Check each line of the entries below for the string "таких"; copy every line where it appears.

DATA SUPPLIED:
______________________________
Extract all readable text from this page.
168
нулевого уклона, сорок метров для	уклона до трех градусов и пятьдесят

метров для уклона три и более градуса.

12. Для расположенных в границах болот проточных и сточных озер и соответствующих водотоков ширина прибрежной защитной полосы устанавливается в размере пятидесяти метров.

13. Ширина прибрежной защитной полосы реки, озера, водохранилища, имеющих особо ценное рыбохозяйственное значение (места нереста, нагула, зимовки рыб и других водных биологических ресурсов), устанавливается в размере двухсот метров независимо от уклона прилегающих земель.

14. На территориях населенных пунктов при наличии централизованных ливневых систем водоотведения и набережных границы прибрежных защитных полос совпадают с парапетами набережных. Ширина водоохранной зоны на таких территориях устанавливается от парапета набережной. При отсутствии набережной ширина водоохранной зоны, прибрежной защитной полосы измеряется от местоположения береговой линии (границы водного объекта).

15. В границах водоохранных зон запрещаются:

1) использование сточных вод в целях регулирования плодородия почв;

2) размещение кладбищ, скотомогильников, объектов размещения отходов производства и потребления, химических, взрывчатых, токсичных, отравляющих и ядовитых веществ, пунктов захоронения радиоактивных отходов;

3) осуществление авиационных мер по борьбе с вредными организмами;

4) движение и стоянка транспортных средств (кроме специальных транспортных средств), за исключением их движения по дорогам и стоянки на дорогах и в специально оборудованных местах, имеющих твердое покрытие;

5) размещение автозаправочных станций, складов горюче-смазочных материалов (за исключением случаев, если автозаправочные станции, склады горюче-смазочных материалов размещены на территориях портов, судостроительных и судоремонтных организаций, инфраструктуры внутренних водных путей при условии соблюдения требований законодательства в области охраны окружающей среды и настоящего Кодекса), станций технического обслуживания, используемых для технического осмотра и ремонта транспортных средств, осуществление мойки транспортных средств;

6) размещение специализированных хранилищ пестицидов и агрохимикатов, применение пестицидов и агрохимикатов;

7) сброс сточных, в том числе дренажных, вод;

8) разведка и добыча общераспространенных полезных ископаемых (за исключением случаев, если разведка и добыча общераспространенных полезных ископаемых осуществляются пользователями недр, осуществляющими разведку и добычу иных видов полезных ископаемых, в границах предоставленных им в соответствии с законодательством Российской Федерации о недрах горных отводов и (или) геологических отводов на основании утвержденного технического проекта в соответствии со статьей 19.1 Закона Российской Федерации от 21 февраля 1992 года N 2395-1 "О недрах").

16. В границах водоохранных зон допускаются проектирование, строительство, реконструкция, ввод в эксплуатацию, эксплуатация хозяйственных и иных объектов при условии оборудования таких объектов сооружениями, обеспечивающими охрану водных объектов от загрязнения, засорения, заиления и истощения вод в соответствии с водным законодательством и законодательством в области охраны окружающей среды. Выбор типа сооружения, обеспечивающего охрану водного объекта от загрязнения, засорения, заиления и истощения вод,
______________________________
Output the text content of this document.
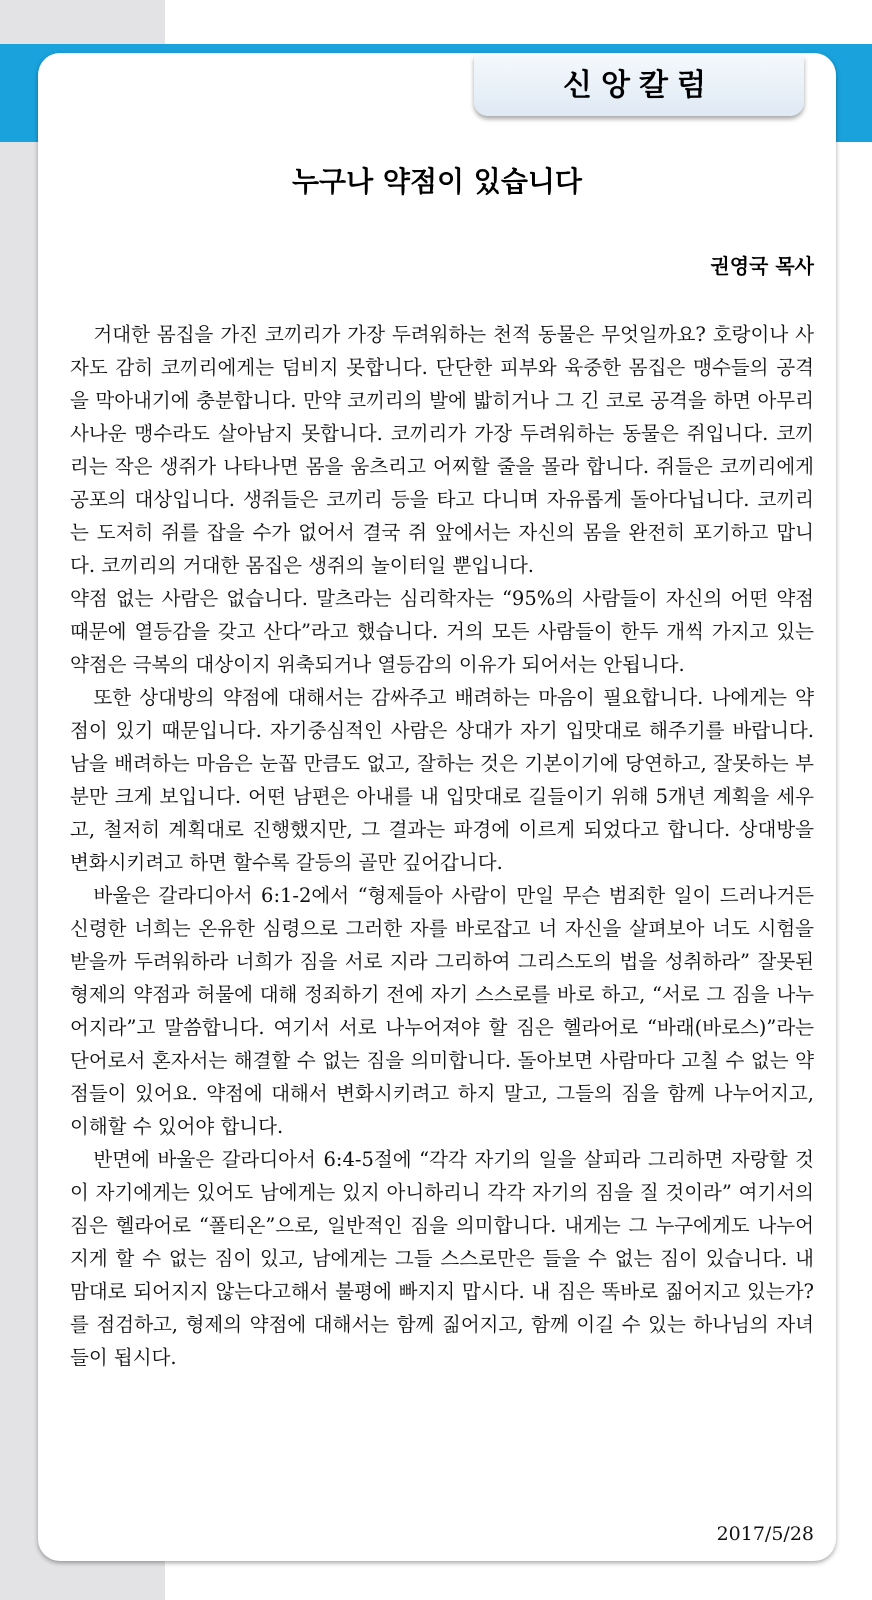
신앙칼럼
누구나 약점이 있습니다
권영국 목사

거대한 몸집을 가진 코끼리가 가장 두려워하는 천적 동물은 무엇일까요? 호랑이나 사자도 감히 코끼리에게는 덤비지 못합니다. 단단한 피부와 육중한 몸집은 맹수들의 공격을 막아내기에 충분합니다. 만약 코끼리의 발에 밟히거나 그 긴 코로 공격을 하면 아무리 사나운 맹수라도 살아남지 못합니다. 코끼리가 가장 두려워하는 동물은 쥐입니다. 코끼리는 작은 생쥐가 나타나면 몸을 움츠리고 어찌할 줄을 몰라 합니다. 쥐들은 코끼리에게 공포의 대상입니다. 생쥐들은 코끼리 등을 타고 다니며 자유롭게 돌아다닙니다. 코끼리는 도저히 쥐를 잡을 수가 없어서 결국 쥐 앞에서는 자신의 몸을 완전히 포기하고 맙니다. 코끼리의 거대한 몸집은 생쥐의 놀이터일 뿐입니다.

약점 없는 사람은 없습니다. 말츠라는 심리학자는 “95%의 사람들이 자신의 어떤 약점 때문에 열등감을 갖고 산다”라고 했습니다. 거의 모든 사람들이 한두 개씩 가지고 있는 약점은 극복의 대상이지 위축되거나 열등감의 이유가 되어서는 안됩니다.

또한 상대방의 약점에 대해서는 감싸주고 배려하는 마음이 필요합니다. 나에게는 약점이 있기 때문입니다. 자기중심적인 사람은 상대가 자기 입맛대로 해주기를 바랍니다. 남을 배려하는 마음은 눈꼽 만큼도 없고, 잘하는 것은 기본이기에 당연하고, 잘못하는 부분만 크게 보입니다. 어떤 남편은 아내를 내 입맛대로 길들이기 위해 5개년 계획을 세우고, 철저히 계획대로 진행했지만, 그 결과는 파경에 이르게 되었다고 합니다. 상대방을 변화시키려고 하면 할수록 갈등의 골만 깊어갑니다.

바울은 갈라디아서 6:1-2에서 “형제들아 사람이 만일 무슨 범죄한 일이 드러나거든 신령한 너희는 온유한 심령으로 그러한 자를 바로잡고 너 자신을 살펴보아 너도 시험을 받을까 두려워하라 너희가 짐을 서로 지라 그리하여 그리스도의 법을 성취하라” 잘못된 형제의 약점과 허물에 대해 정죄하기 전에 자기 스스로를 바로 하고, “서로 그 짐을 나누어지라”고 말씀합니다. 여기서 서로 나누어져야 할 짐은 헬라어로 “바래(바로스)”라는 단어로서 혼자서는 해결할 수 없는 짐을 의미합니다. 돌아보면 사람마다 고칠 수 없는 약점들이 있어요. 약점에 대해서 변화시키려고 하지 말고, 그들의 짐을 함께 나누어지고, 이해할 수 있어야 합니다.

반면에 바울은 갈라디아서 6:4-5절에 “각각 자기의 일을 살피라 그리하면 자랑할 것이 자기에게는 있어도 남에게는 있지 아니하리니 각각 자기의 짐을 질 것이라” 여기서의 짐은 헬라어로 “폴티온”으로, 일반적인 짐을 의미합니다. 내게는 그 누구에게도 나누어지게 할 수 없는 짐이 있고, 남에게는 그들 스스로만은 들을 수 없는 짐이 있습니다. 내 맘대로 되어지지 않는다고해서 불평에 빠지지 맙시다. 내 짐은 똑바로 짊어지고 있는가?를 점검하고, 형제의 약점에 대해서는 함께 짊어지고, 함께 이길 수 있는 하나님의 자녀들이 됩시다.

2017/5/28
______________________________
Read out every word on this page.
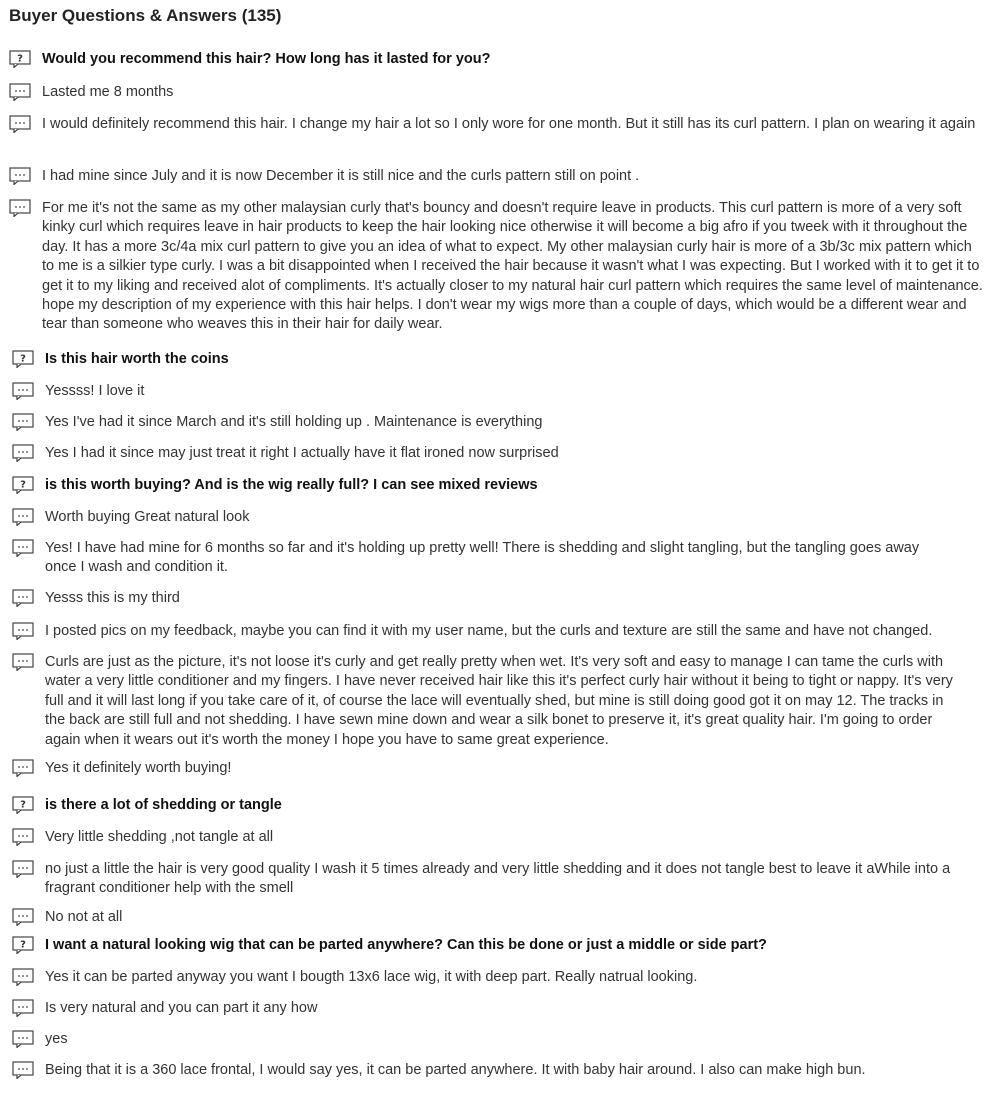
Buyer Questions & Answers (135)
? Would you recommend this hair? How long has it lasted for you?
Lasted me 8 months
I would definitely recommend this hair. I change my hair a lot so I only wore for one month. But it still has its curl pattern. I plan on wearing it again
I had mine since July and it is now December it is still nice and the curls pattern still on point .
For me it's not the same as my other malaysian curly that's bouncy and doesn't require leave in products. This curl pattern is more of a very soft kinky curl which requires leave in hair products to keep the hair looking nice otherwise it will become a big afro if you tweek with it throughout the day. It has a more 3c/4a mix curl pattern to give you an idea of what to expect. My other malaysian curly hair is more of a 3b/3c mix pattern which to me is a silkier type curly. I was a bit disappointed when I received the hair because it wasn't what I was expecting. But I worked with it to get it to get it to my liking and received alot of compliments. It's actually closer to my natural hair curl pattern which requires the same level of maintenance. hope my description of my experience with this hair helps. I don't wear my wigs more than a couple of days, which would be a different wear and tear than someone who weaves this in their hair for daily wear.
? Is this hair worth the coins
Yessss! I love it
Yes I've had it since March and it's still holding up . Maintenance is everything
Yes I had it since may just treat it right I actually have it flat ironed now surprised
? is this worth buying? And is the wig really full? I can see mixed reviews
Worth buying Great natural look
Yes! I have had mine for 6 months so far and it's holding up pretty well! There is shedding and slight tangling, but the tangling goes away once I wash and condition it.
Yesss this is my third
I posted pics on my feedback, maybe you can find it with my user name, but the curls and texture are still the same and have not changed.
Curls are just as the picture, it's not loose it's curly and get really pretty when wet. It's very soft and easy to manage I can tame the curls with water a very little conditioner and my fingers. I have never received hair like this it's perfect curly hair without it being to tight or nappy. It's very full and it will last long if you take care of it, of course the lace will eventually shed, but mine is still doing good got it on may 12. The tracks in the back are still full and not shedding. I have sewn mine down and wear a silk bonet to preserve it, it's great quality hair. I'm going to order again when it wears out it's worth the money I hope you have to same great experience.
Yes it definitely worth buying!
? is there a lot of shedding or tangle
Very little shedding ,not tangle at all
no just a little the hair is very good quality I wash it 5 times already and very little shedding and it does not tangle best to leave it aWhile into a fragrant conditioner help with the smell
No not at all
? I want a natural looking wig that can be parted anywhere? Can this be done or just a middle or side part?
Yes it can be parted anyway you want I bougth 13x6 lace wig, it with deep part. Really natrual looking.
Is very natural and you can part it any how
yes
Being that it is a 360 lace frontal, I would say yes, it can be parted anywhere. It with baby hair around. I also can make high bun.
______________________________
TASK SOLUTION:
14. На территориях населенных пунктов при наличии централизованных ливневых систем водоотведения и набережных границы прибрежных защитных полос совпадают с парапетами набережных. Ширина водоохранной зоны на таких территориях устанавливается от парапета набережной. При отсутствии набережной ширина водоохранной зоны, прибрежной защитной полосы измеряется от местоположения береговой линии (границы водного объекта).
16. В границах водоохранных зон допускаются проектирование, строительство, реконструкция, ввод в эксплуатацию, эксплуатация хозяйственных и иных объектов при условии оборудования таких объектов сооружениями, обеспечивающими охрану водных объектов от загрязнения, засорения, заиления и истощения вод в соответствии с водным законодательством и законодательством в области охраны окружающей среды. Выбор типа сооружения, обеспечивающего охрану водного объекта от загрязнения, засорения, заиления и истощения вод,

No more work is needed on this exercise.